Show every line where "arrow" occurs.

━━ Data provided ━━

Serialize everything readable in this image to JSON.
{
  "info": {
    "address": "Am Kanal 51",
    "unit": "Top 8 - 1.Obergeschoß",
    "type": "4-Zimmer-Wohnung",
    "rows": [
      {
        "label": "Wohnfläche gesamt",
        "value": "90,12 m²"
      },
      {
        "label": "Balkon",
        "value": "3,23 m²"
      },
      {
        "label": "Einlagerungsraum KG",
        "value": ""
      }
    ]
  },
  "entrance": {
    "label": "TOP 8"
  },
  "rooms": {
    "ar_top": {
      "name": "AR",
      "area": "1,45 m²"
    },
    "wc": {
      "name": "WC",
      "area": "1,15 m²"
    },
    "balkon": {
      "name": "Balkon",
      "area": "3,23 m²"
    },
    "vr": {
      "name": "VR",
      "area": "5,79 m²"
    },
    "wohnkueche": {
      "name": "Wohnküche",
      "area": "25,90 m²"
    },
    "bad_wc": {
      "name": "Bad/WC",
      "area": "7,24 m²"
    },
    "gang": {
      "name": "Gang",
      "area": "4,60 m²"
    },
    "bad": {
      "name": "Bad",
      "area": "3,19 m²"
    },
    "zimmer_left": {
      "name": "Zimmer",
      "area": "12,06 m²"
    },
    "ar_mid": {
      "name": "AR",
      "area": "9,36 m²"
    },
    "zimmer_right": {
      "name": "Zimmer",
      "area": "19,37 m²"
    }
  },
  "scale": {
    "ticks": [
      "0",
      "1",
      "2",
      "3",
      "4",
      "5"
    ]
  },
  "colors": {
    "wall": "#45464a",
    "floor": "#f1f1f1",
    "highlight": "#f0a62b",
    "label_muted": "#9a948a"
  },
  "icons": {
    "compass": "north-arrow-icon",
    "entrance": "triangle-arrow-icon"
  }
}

━━━

**Finished task**:
    "compass": "north-arrow-icon",
    "entrance": "triangle-arrow-icon"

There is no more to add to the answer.